### PROBLEM DETAILS
Show only lines that include "Kelas".

### GIVEN RECORDS
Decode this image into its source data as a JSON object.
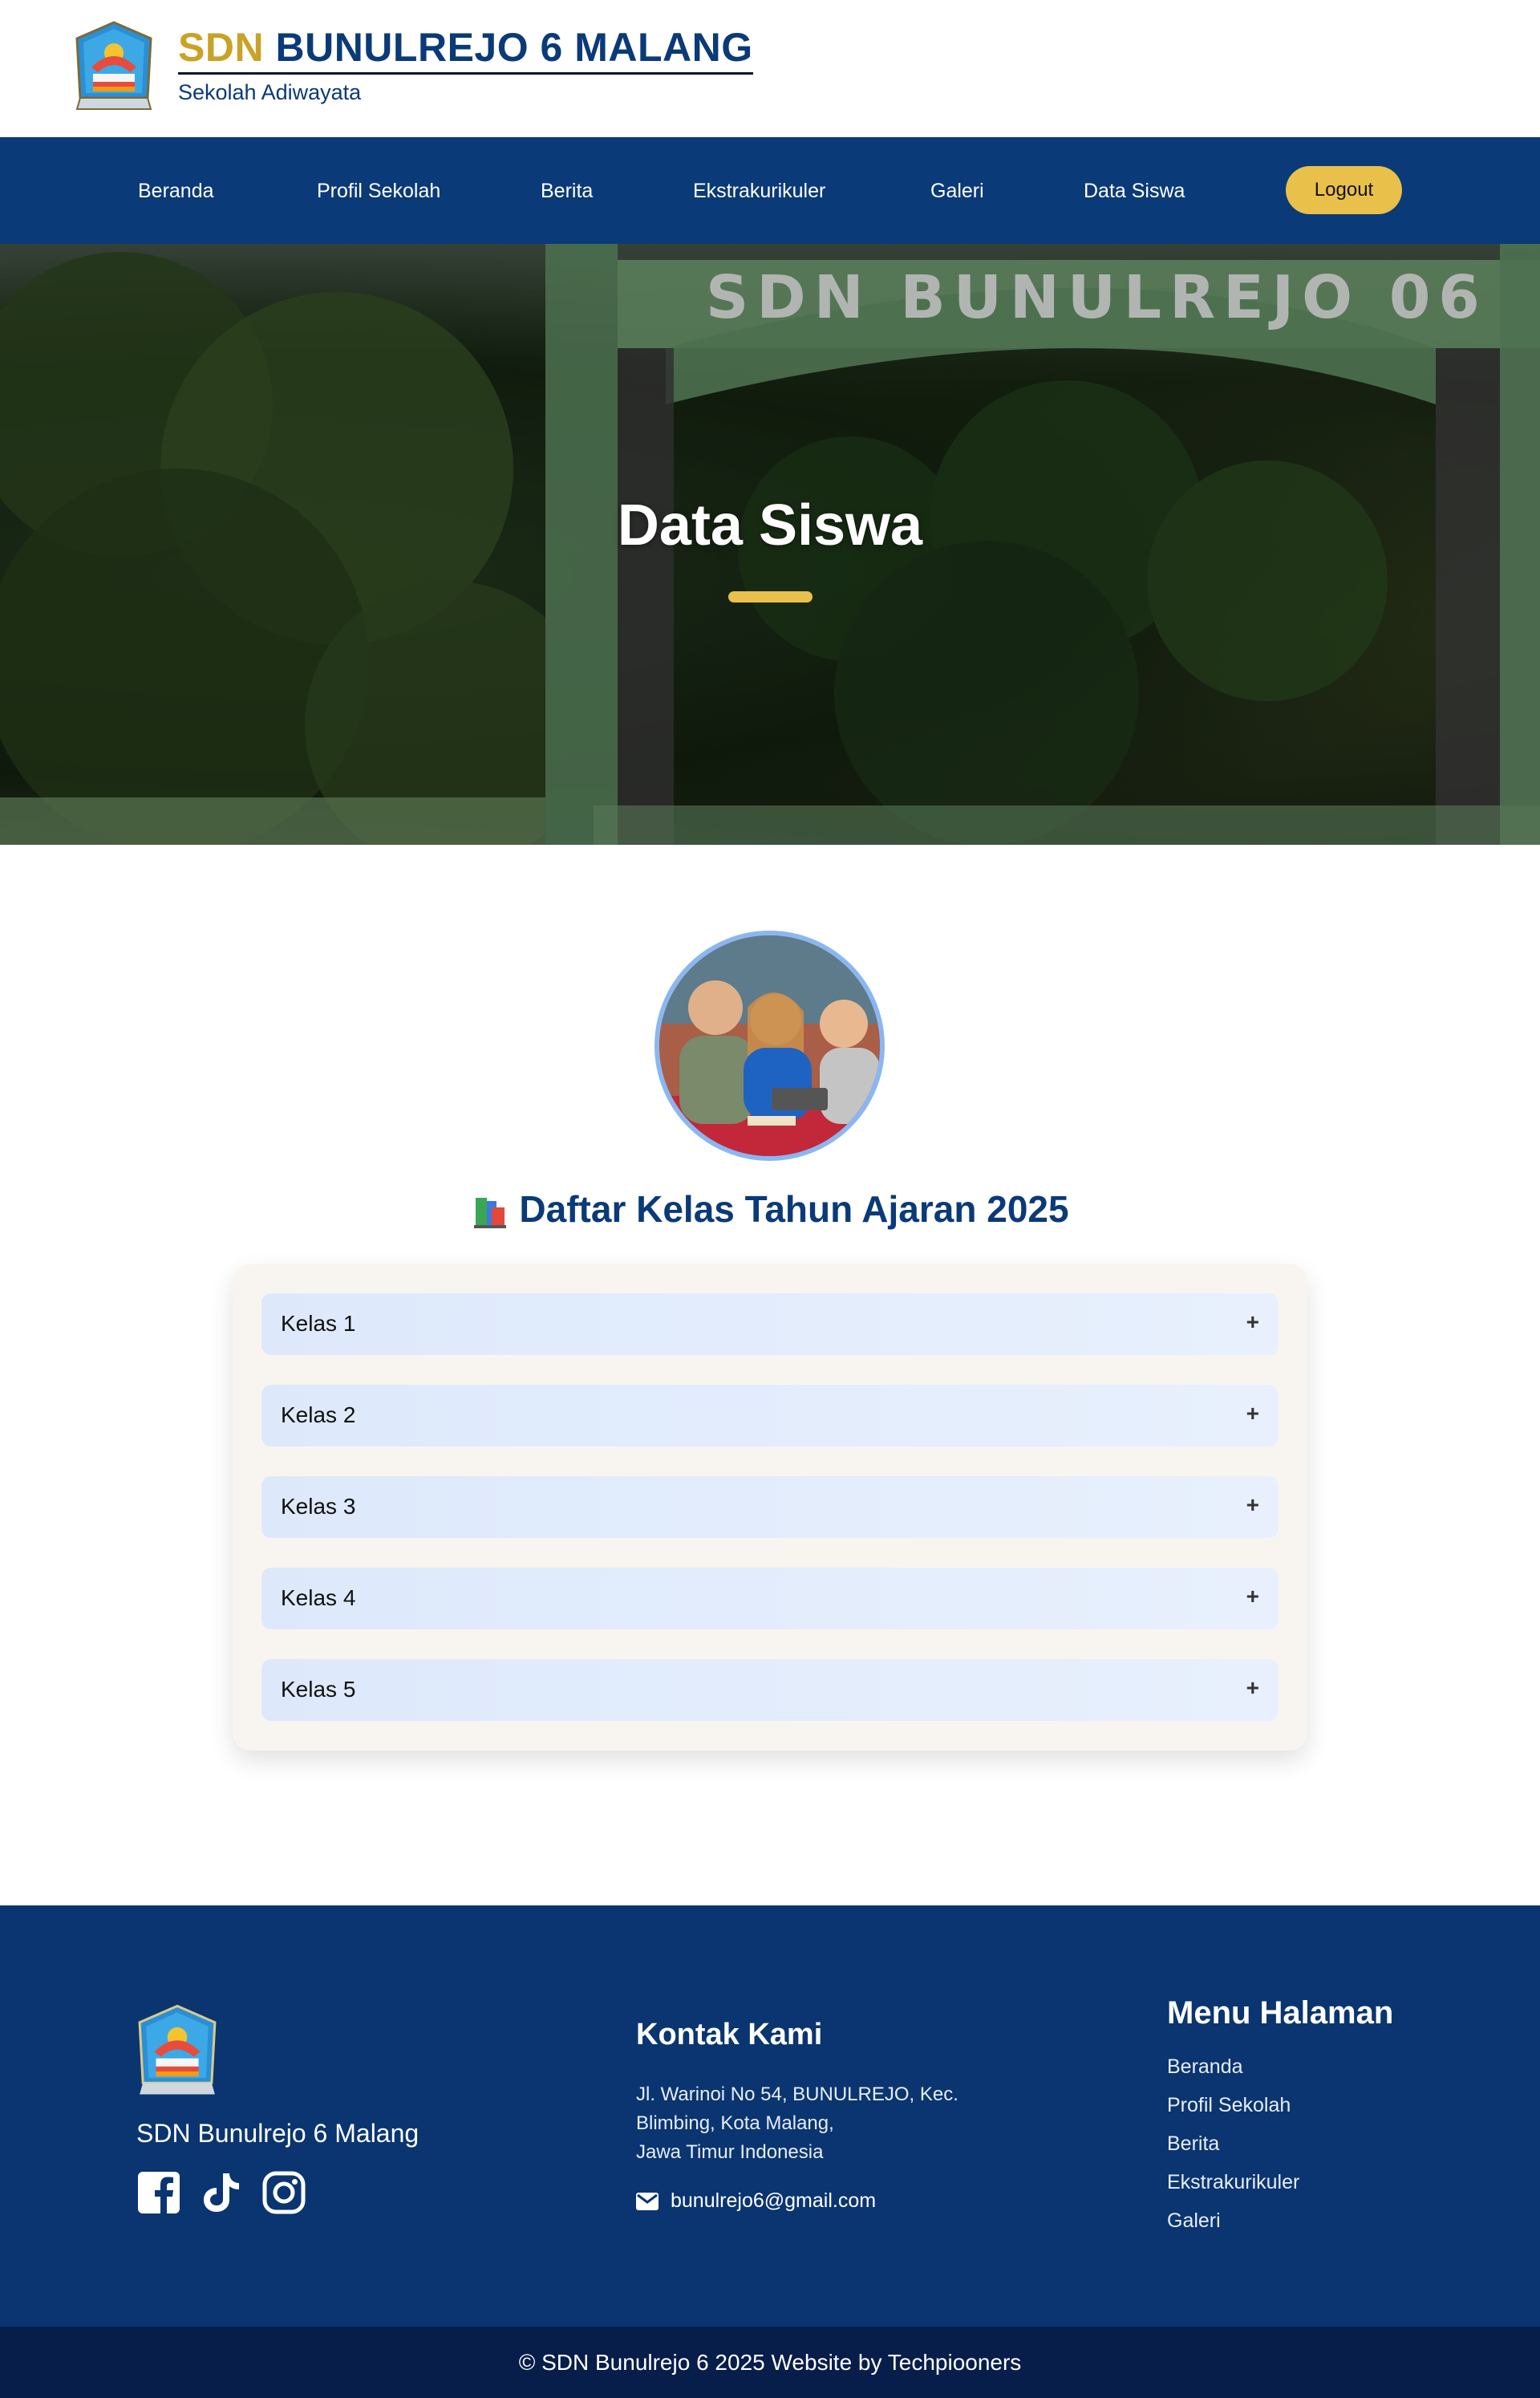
{
  "header": {
    "brand_accent": "SDN",
    "brand_main": "BUNULREJO 6 MALANG",
    "subtitle": "Sekolah Adiwayata"
  },
  "nav": {
    "items": [
      "Beranda",
      "Profil Sekolah",
      "Berita",
      "Ekstrakurikuler",
      "Galeri",
      "Data Siswa"
    ],
    "logout_label": "Logout"
  },
  "hero": {
    "title": "Data Siswa",
    "sign_text": "SDN BUNULREJO 06"
  },
  "main": {
    "section_title": "Daftar Kelas Tahun Ajaran 2025",
    "classes": [
      "Kelas 1",
      "Kelas 2",
      "Kelas 3",
      "Kelas 4",
      "Kelas 5"
    ],
    "expand_symbol": "+"
  },
  "footer": {
    "school_name": "SDN Bunulrejo 6 Malang",
    "social_icons": [
      "facebook-icon",
      "tiktok-icon",
      "instagram-icon"
    ],
    "contact_title": "Kontak Kami",
    "address_lines": [
      "Jl. Warinoi No 54, BUNULREJO, Kec.",
      "Blimbing, Kota Malang,",
      "Jawa Timur Indonesia"
    ],
    "email": "bunulrejo6@gmail.com",
    "menu_title": "Menu Halaman",
    "menu_items": [
      "Beranda",
      "Profil Sekolah",
      "Berita",
      "Ekstrakurikuler",
      "Galeri"
    ]
  },
  "copyright": "© SDN Bunulrejo 6 2025 Website by Techpiooners",
  "colors": {
    "primary": "#0a3a78",
    "accent": "#e9c04a",
    "gold_text": "#c9a227",
    "accordion_item": "#dde9fb"
  }
}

### REPLY
    "section_title": "Daftar Kelas Tahun Ajaran 2025",
      "Kelas 1",
      "Kelas 2",
      "Kelas 3",
      "Kelas 4",
      "Kelas 5"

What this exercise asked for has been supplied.